§ JOB
Copy the listing below in full and skip every picture.
+ + + + + + +
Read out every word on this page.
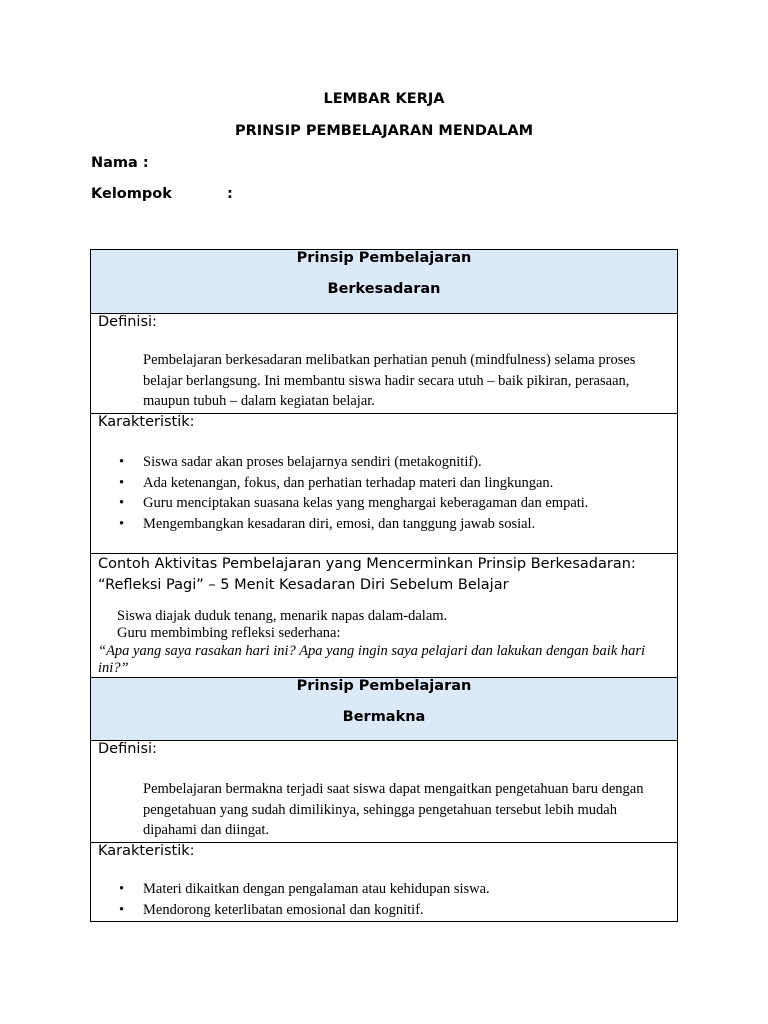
LEMBAR KERJA
PRINSIP PEMBELAJARAN MENDALAM
Nama :
Kelompok	:
Prinsip Pembelajaran
Berkesadaran
Definisi:
Pembelajaran berkesadaran melibatkan perhatian penuh (mindfulness) selama proses belajar berlangsung. Ini membantu siswa hadir secara utuh – baik pikiran, perasaan, maupun tubuh – dalam kegiatan belajar.
Karakteristik:
• Siswa sadar akan proses belajarnya sendiri (metakognitif).
• Ada ketenangan, fokus, dan perhatian terhadap materi dan lingkungan.
• Guru menciptakan suasana kelas yang menghargai keberagaman dan empati.
• Mengembangkan kesadaran diri, emosi, dan tanggung jawab sosial.
Contoh Aktivitas Pembelajaran yang Mencerminkan Prinsip Berkesadaran: “Refleksi Pagi” – 5 Menit Kesadaran Diri Sebelum Belajar
Siswa diajak duduk tenang, menarik napas dalam-dalam.
Guru membimbing refleksi sederhana:
“Apa yang saya rasakan hari ini? Apa yang ingin saya pelajari dan lakukan dengan baik hari ini?”
Prinsip Pembelajaran
Bermakna
Definisi:
Pembelajaran bermakna terjadi saat siswa dapat mengaitkan pengetahuan baru dengan pengetahuan yang sudah dimilikinya, sehingga pengetahuan tersebut lebih mudah dipahami dan diingat.
Karakteristik:
• Materi dikaitkan dengan pengalaman atau kehidupan siswa.
• Mendorong keterlibatan emosional dan kognitif.
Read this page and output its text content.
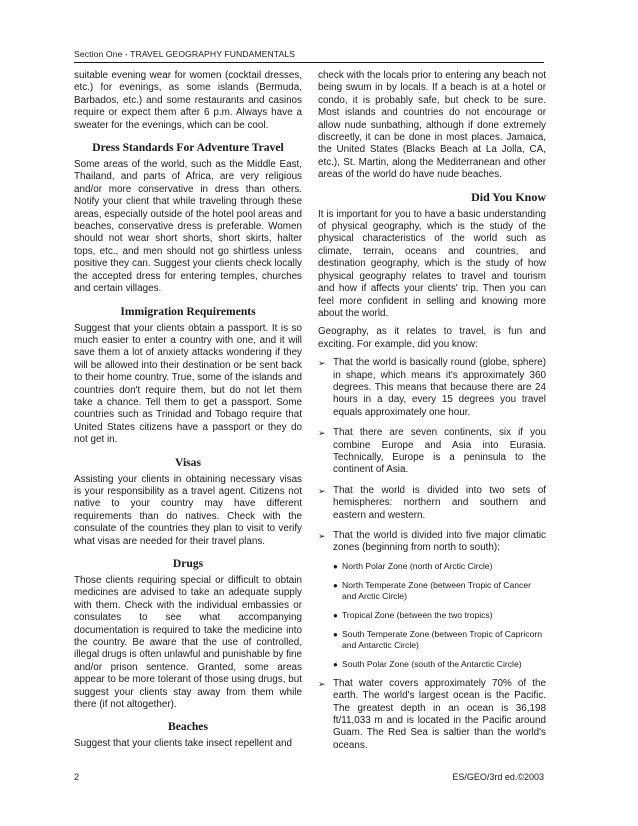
Section One - TRAVEL GEOGRAPHY FUNDAMENTALS

suitable evening wear for women (cocktail dresses, etc.) for evenings, as some islands (Bermuda, Barbados, etc.) and some restaurants and casinos require or expect them after 6 p.m. Always have a sweater for the evenings, which can be cool.

Dress Standards For Adventure Travel

Some areas of the world, such as the Middle East, Thailand, and parts of Africa, are very religious and/or more conservative in dress than others. Notify your client that while traveling through these areas, especially outside of the hotel pool areas and beaches, conservative dress is preferable. Women should not wear short shorts, short skirts, halter tops, etc., and men should not go shirtless unless positive they can. Suggest your clients check locally the accepted dress for entering temples, churches and certain villages.

Immigration Requirements

Suggest that your clients obtain a passport. It is so much easier to enter a country with one, and it will save them a lot of anxiety attacks wondering if they will be allowed into their destination or be sent back to their home country. True, some of the islands and countries don't require them, but do not let them take a chance. Tell them to get a passport. Some countries such as Trinidad and Tobago require that United States citizens have a passport or they do not get in.

Visas

Assisting your clients in obtaining necessary visas is your responsibility as a travel agent. Citizens not native to your country may have different requirements than do natives. Check with the consulate of the countries they plan to visit to verify what visas are needed for their travel plans.

Drugs

Those clients requiring special or difficult to obtain medicines are advised to take an adequate supply with them. Check with the individual embassies or consulates to see what accompanying documentation is required to take the medicine into the country. Be aware that the use of controlled, illegal drugs is often unlawful and punishable by fine and/or prison sentence. Granted, some areas appear to be more tolerant of those using drugs, but suggest your clients stay away from them while there (if not altogether).

Beaches

Suggest that your clients take insect repellent and

check with the locals prior to entering any beach not being swum in by locals. If a beach is at a hotel or condo, it is probably safe, but check to be sure. Most islands and countries do not encourage or allow nude sunbathing, although if done extremely discreetly, it can be done in most places. Jamaica, the United States (Blacks Beach at La Jolla, CA, etc.), St. Martin, along the Mediterranean and other areas of the world do have nude beaches.

Did You Know

It is important for you to have a basic understanding of physical geography, which is the study of the physical characteristics of the world such as climate, terrain, oceans and countries, and destination geography, which is the study of how physical geography relates to travel and tourism and how if affects your clients' trip. Then you can feel more confident in selling and knowing more about the world.

Geography, as it relates to travel, is fun and exciting. For example, did you know:

➢ That the world is basically round (globe, sphere) in shape, which means it's approximately 360 degrees. This means that because there are 24 hours in a day, every 15 degrees you travel equals approximately one hour.
➢ That there are seven continents, six if you combine Europe and Asia into Eurasia. Technically, Europe is a peninsula to the continent of Asia.
➢ That the world is divided into two sets of hemispheres: northern and southern and eastern and western.
➢ That the world is divided into five major climatic zones (beginning from north to south):
● North Polar Zone (north of Arctic Circle)
● North Temperate Zone (between Tropic of Cancer and Arctic Circle)
● Tropical Zone (between the two tropics)
● South Temperate Zone (between Tropic of Capricorn and Antarctic Circle)
● South Polar Zone (south of the Antarctic Circle)
➢ That water covers approximately 70% of the earth. The world's largest ocean is the Pacific. The greatest depth in an ocean is 36,198 ft/11,033 m and is located in the Pacific around Guam. The Red Sea is saltier than the world's oceans.
2	ES/GEO/3rd ed.©2003
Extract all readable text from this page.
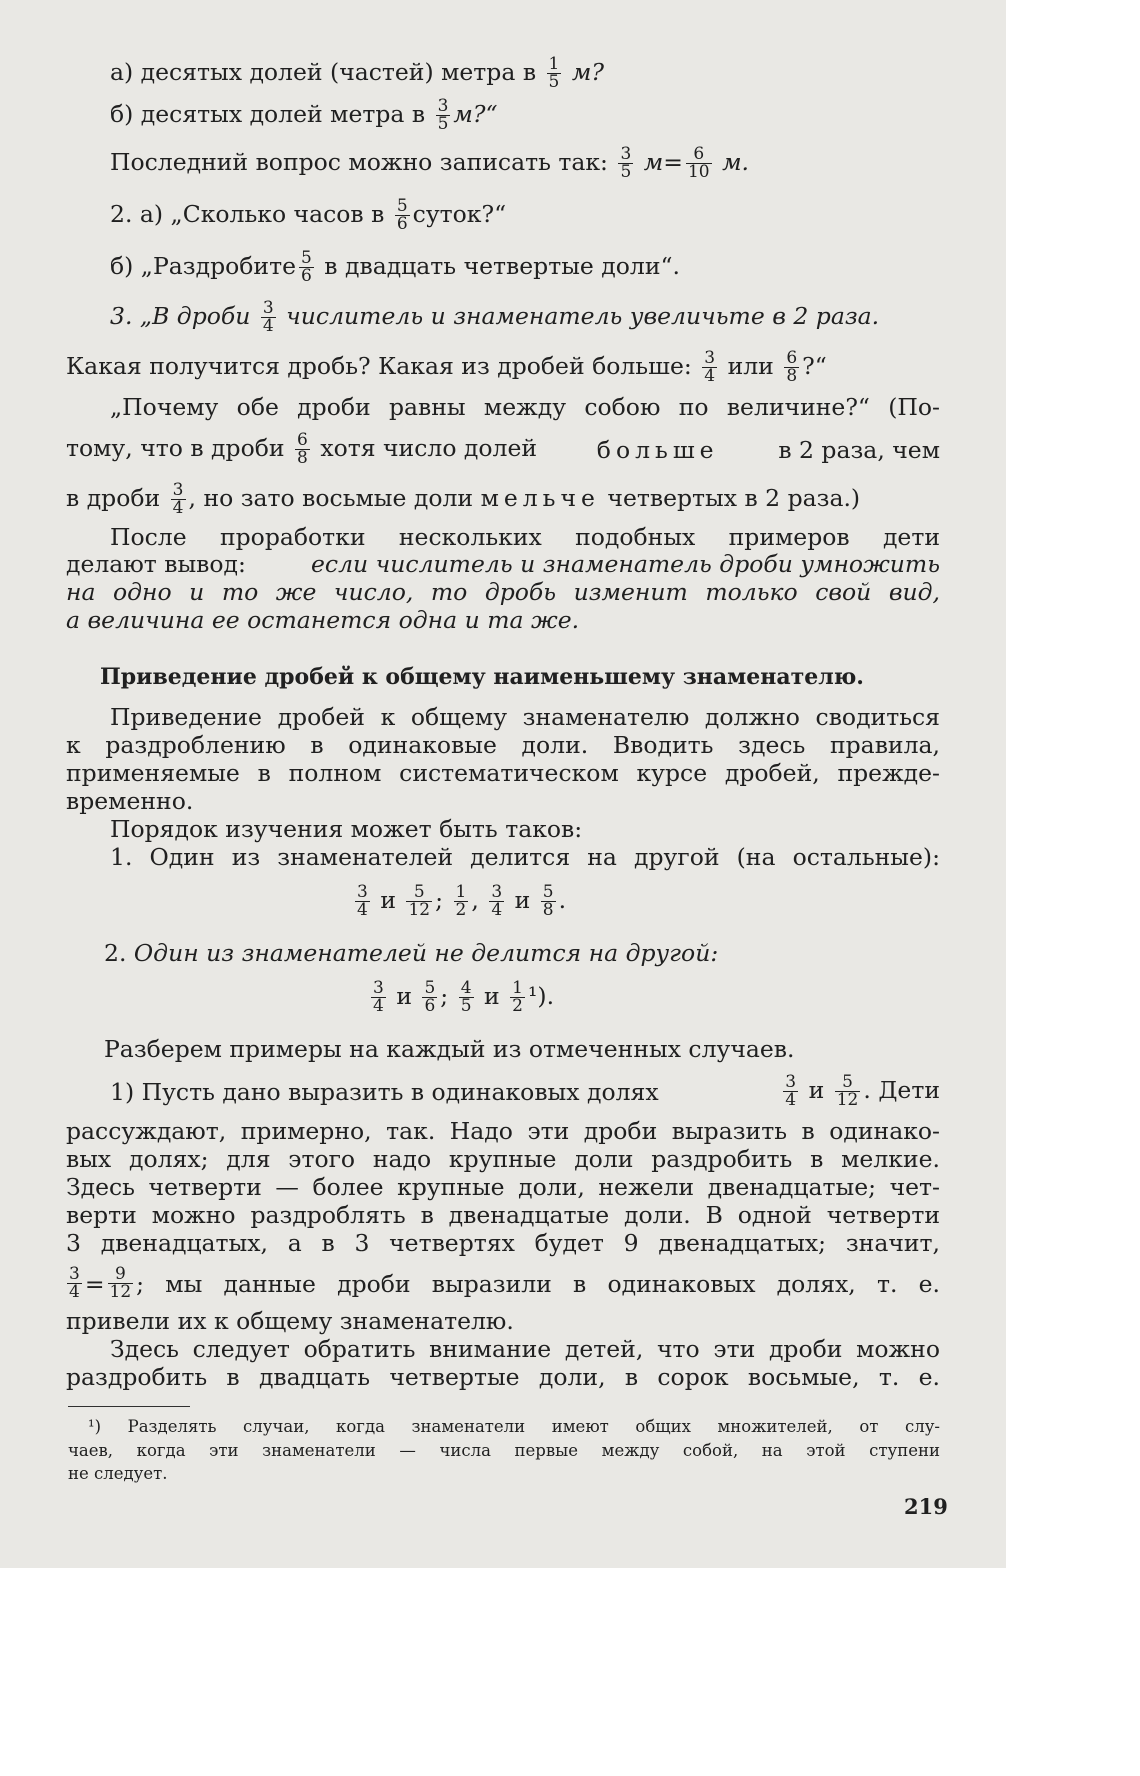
а) десятых долей (частей) метра в $\frac{1}{5} м$?
б) десятых долей метра в $\frac{3}{5}$ м?“
Последний вопрос можно записать так: $\frac{3}{5} м= \frac{6}{10} м$.
2. а) „Сколько часов в $\frac{5}{6}$ суток?“
б) „Раздробите $\frac{5}{6}$ в двадцать четвертые доли“.
3. „В дроби $\frac{3}{4}$ числитель и знаменатель увеличьте в 2 раза.
Какая получится дробь? Какая из дробей больше: $\frac{3}{4}$ или $\frac{6}{8}$ ?“
„Почему обе дроби равны между собою по величине?“ (По-
тому, что в дроби $\frac{6}{8}$ хотя число долей	больше	в 2 раза, чем
в дроби $\frac{3}{4}$ , но зато восьмые доли мельче четвертых в 2 раза.)
После проработки нескольких подобных примеров дети
делают вывод:	если числитель и знаменатель дроби умножить
на одно и то же число, то дробь изменит только свой вид,
а величина ее останется одна и та же.
Приведение дробей к общему наименьшему знаменателю.
Приведение дробей к общему знаменателю должно сводиться
к раздроблению в одинаковые доли. Вводить здесь правила,
применяемые в полном систематическом курсе дробей, прежде-
временно.
Порядок изучения может быть таков:
1. Один из знаменателей делится на другой (на остальные):
$\frac{3}{4}$ и $\frac{5}{12}$ ; $\frac{1}{2}$ , $\frac{3}{4}$ и $\frac{5}{8}$ .
2. Один из знаменателей не делится на другой:
$\frac{3}{4}$ и $\frac{5}{6}$ ; $\frac{4}{5}$ и $\frac{1}{2} ^1$).
Разберем примеры на каждый из отмеченных случаев.
1) Пусть дано выразить в одинаковых долях	$\frac{3}{4}$ и $\frac{5}{12}$ . Дети
рассуждают, примерно, так. Надо эти дроби выразить в одинако-
вых долях; для этого надо крупные доли раздробить в мелкие.
Здесь четверти — более крупные доли, нежели двенадцатые; чет-
верти можно раздроблять в двенадцатые доли. В одной четверти
3 двенадцатых, а в 3 четвертях будет 9 двенадцатых; значит,
$\frac{3}{4} = \frac{9}{12}$ ; мы данные дроби выразили в одинаковых долях, т. е.
привели их к общему знаменателю.
Здесь следует обратить внимание детей, что эти дроби можно
раздробить в двадцать четвертые доли, в сорок восьмые, т. е.
¹) Разделять случаи, когда знаменатели имеют общих множителей, от слу-
чаев, когда эти знаменатели — числа первые между собой, на этой ступени
не следует.
219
+ + + + + + +
§ ANSWER FOR THIS EXERCISE
Read out every word on this page.
LEMBAR KERJA
PRINSIP PEMBELAJARAN MENDALAM
Nama :
Kelompok	:
Prinsip Pembelajaran
Berkesadaran
Definisi:
Pembelajaran berkesadaran melibatkan perhatian penuh (mindfulness) selama proses belajar berlangsung. Ini membantu siswa hadir secara utuh – baik pikiran, perasaan, maupun tubuh – dalam kegiatan belajar.
Karakteristik:
• Siswa sadar akan proses belajarnya sendiri (metakognitif).
• Ada ketenangan, fokus, dan perhatian terhadap materi dan lingkungan.
• Guru menciptakan suasana kelas yang menghargai keberagaman dan empati.
• Mengembangkan kesadaran diri, emosi, dan tanggung jawab sosial.
Contoh Aktivitas Pembelajaran yang Mencerminkan Prinsip Berkesadaran: “Refleksi Pagi” – 5 Menit Kesadaran Diri Sebelum Belajar
Siswa diajak duduk tenang, menarik napas dalam-dalam.
Guru membimbing refleksi sederhana:
“Apa yang saya rasakan hari ini? Apa yang ingin saya pelajari dan lakukan dengan baik hari ini?”
Prinsip Pembelajaran
Bermakna
Definisi:
Pembelajaran bermakna terjadi saat siswa dapat mengaitkan pengetahuan baru dengan pengetahuan yang sudah dimilikinya, sehingga pengetahuan tersebut lebih mudah dipahami dan diingat.
Karakteristik:
• Materi dikaitkan dengan pengalaman atau kehidupan siswa.
• Mendorong keterlibatan emosional dan kognitif.
Read this page and output its text content.
Section One - TRAVEL GEOGRAPHY FUNDAMENTALS

suitable evening wear for women (cocktail dresses, etc.) for evenings, as some islands (Bermuda, Barbados, etc.) and some restaurants and casinos require or expect them after 6 p.m. Always have a sweater for the evenings, which can be cool.

Dress Standards For Adventure Travel

Some areas of the world, such as the Middle East, Thailand, and parts of Africa, are very religious and/or more conservative in dress than others. Notify your client that while traveling through these areas, especially outside of the hotel pool areas and beaches, conservative dress is preferable. Women should not wear short shorts, short skirts, halter tops, etc., and men should not go shirtless unless positive they can. Suggest your clients check locally the accepted dress for entering temples, churches and certain villages.

Immigration Requirements

Suggest that your clients obtain a passport. It is so much easier to enter a country with one, and it will save them a lot of anxiety attacks wondering if they will be allowed into their destination or be sent back to their home country. True, some of the islands and countries don't require them, but do not let them take a chance. Tell them to get a passport. Some countries such as Trinidad and Tobago require that United States citizens have a passport or they do not get in.

Visas

Assisting your clients in obtaining necessary visas is your responsibility as a travel agent. Citizens not native to your country may have different requirements than do natives. Check with the consulate of the countries they plan to visit to verify what visas are needed for their travel plans.

Drugs

Those clients requiring special or difficult to obtain medicines are advised to take an adequate supply with them. Check with the individual embassies or consulates to see what accompanying documentation is required to take the medicine into the country. Be aware that the use of controlled, illegal drugs is often unlawful and punishable by fine and/or prison sentence. Granted, some areas appear to be more tolerant of those using drugs, but suggest your clients stay away from them while there (if not altogether).

Beaches

Suggest that your clients take insect repellent and

check with the locals prior to entering any beach not being swum in by locals. If a beach is at a hotel or condo, it is probably safe, but check to be sure. Most islands and countries do not encourage or allow nude sunbathing, although if done extremely discreetly, it can be done in most places. Jamaica, the United States (Blacks Beach at La Jolla, CA, etc.), St. Martin, along the Mediterranean and other areas of the world do have nude beaches.

Did You Know

It is important for you to have a basic understanding of physical geography, which is the study of the physical characteristics of the world such as climate, terrain, oceans and countries, and destination geography, which is the study of how physical geography relates to travel and tourism and how if affects your clients' trip. Then you can feel more confident in selling and knowing more about the world.

Geography, as it relates to travel, is fun and exciting. For example, did you know:

➢ That the world is basically round (globe, sphere) in shape, which means it's approximately 360 degrees. This means that because there are 24 hours in a day, every 15 degrees you travel equals approximately one hour.
➢ That there are seven continents, six if you combine Europe and Asia into Eurasia. Technically, Europe is a peninsula to the continent of Asia.
➢ That the world is divided into two sets of hemispheres: northern and southern and eastern and western.
➢ That the world is divided into five major climatic zones (beginning from north to south):
● North Polar Zone (north of Arctic Circle)
● North Temperate Zone (between Tropic of Cancer and Arctic Circle)
● Tropical Zone (between the two tropics)
● South Temperate Zone (between Tropic of Capricorn and Antarctic Circle)
● South Polar Zone (south of the Antarctic Circle)
➢ That water covers approximately 70% of the earth. The world's largest ocean is the Pacific. The greatest depth in an ocean is 36,198 ft/11,033 m and is located in the Pacific around Guam. The Red Sea is saltier than the world's oceans.
2	ES/GEO/3rd ed.©2003
Extract all readable text from this page.
а) десятых долей (частей) метра в $\frac{1}{5} м$?
б) десятых долей метра в $\frac{3}{5}$ м?“
Последний вопрос можно записать так: $\frac{3}{5} м= \frac{6}{10} м$.
2. а) „Сколько часов в $\frac{5}{6}$ суток?“
б) „Раздробите $\frac{5}{6}$ в двадцать четвертые доли“.
3. „В дроби $\frac{3}{4}$ числитель и знаменатель увеличьте в 2 раза.
Какая получится дробь? Какая из дробей больше: $\frac{3}{4}$ или $\frac{6}{8}$ ?“
„Почему обе дроби равны между собою по величине?“ (По-
тому, что в дроби $\frac{6}{8}$ хотя число долей	больше	в 2 раза, чем
в дроби $\frac{3}{4}$ , но зато восьмые доли мельче четвертых в 2 раза.)
После проработки нескольких подобных примеров дети
делают вывод:	если числитель и знаменатель дроби умножить
на одно и то же число, то дробь изменит только свой вид,
а величина ее останется одна и та же.
Приведение дробей к общему наименьшему знаменателю.
Приведение дробей к общему знаменателю должно сводиться
к раздроблению в одинаковые доли. Вводить здесь правила,
применяемые в полном систематическом курсе дробей, прежде-
временно.
Порядок изучения может быть таков:
1. Один из знаменателей делится на другой (на остальные):
$\frac{3}{4}$ и $\frac{5}{12}$ ; $\frac{1}{2}$ , $\frac{3}{4}$ и $\frac{5}{8}$ .
2. Один из знаменателей не делится на другой:
$\frac{3}{4}$ и $\frac{5}{6}$ ; $\frac{4}{5}$ и $\frac{1}{2} ^1$).
Разберем примеры на каждый из отмеченных случаев.
1) Пусть дано выразить в одинаковых долях	$\frac{3}{4}$ и $\frac{5}{12}$ . Дети
рассуждают, примерно, так. Надо эти дроби выразить в одинако-
вых долях; для этого надо крупные доли раздробить в мелкие.
Здесь четверти — более крупные доли, нежели двенадцатые; чет-
верти можно раздроблять в двенадцатые доли. В одной четверти
3 двенадцатых, а в 3 четвертях будет 9 двенадцатых; значит,
$\frac{3}{4} = \frac{9}{12}$ ; мы данные дроби выразили в одинаковых долях, т. е.
привели их к общему знаменателю.
Здесь следует обратить внимание детей, что эти дроби можно
раздробить в двадцать четвертые доли, в сорок восьмые, т. е.
¹) Разделять случаи, когда знаменатели имеют общих множителей, от слу-
чаев, когда эти знаменатели — числа первые между собой, на этой ступени
не следует.
219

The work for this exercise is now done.